=== Excerpted passage ===
Tuesday, March 22, 2011

Han Zimmer's "Inception" Suite (rather a Passacaglia) makes concert music in its own right

The BluRay DVD package for the WB film “Inception” supplement includes a 38-minute orchestral suite by Hans Zimmer, which would make an interesting concert item in its own right.

The suite has ten sections with various titles, such as “We Built our own World”, “Dream Is Collapsing”, “One Simple Idea”, “Dream Within a Dream”, “Paradox”, and “Time”.

The entire suite, as well as all of the music in the film, is based on a four note (and four chord) motto, or ground bass, making the piece a bit like a passacaglia, though in quadruple time.  Sometimes the motto is expanded to 6/4 time with one chord played four times on beats 1, 2, 4, and 5, giving a menacing effect.  In “Mombasa” the music has a disco-like effect. In a few places, it resembles John Barry’s music in “Body Heat”, and a few others, Anton Bruckner (the Ninth Symphony).

The film is reviewed on the movies blog July 16, 2010. 

Tuesday, March 08, 2011

Bruckner's Gods: The Ninth Symphony is made whole

Today, I picked up the Naxos 2-CD set of the “completed” Symphony #9 in D Minor by Anton Bruckner, which had been dedicated “To God”.  The performance is by the New Philharmonia Orchestra of Westphalia, conducted by Johannes Wildner.  The finale, all 23:28 of it, is on a second CD by itself, maybe the shortest CD I have. They could have added the “Te Deum”, originally proposed as a finale.
In fact, the awesome first movement, with its leaping octaves and crashing, evolving dissonances does invoke the idea of a God to be feared; the conclusion of the First Movement sounds like an Old Testament apocalypse.

The Scherzo has its own menace, and the E Major Adagio used to the main event for the work. It is constant chromatic, opening with the interval of a 9th.
=== Data listing ===
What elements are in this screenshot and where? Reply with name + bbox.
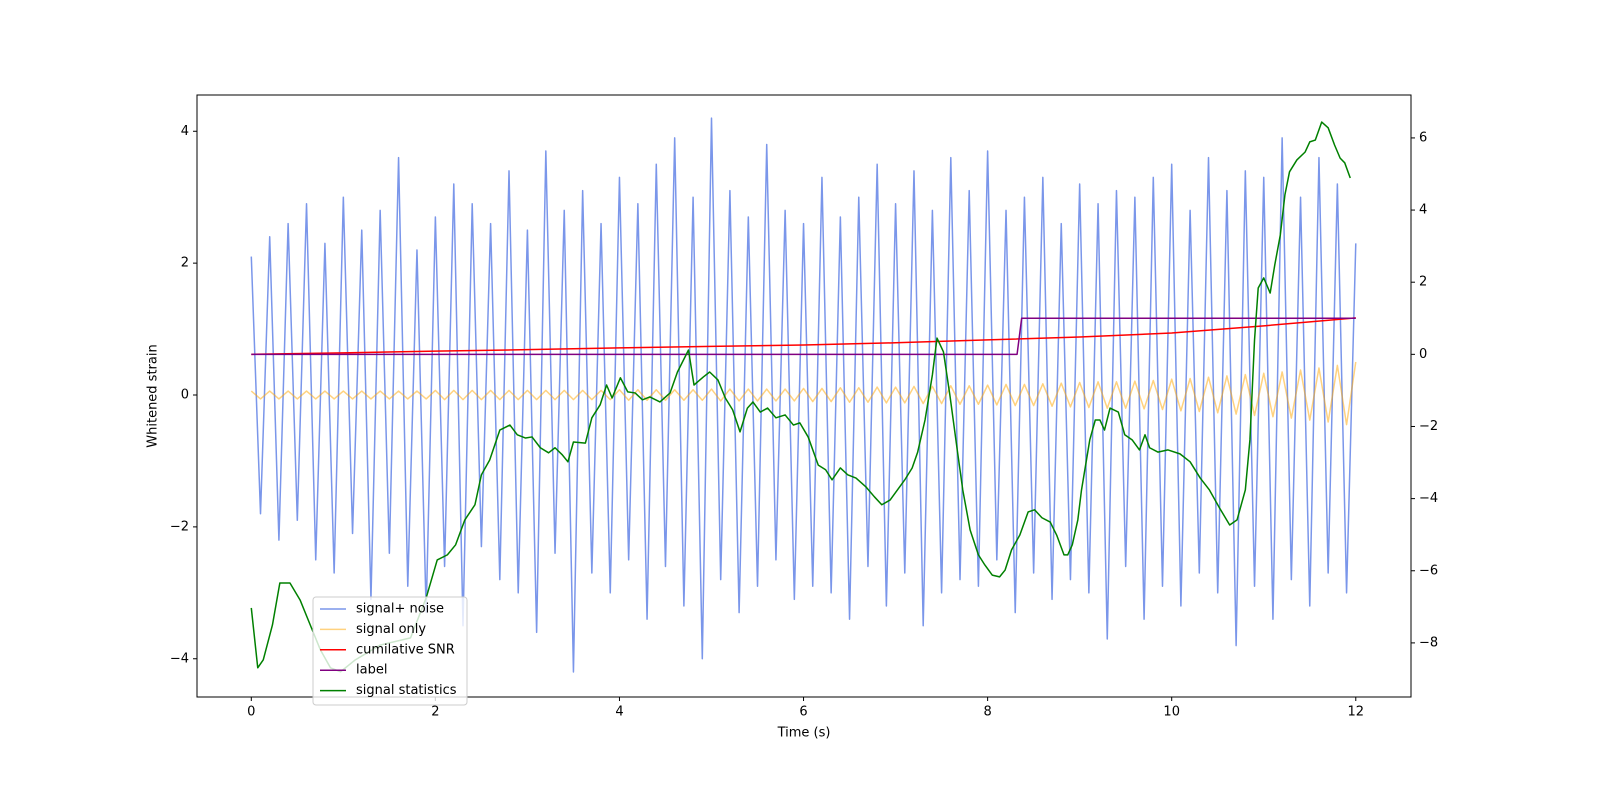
===
=== Data listing ===
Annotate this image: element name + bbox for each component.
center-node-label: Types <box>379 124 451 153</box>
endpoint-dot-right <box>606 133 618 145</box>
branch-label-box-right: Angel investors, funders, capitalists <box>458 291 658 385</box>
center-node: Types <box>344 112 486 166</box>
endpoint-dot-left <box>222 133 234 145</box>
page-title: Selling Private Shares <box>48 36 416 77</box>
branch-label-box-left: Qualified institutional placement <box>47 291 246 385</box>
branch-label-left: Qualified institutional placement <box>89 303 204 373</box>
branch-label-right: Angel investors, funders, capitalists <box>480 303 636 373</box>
===
▸ **Things to do**
1. Answer from the blog posts:
(a) How long is the orchestral suite included in the "Inception" package?
(b) Who conducts the Naxos performance of the Ninth Symphony?
(c) In what key is the Adagio of the Ninth Symphony?
2. Revise part of the blog posts: give the passage again starting at the words "The Scherzo has" and ending after "interval of a 9th.", with "Adagio" changed to "slow movement".

▸ **Expected answers**
1.
(a) 38 minutes.
(b) Johannes Wildner.
(c) E Major.

2.
The Scherzo has its own menace, and the E Major slow movement used to the main event for the work. It is constant chromatic, opening with the interval of a 9th.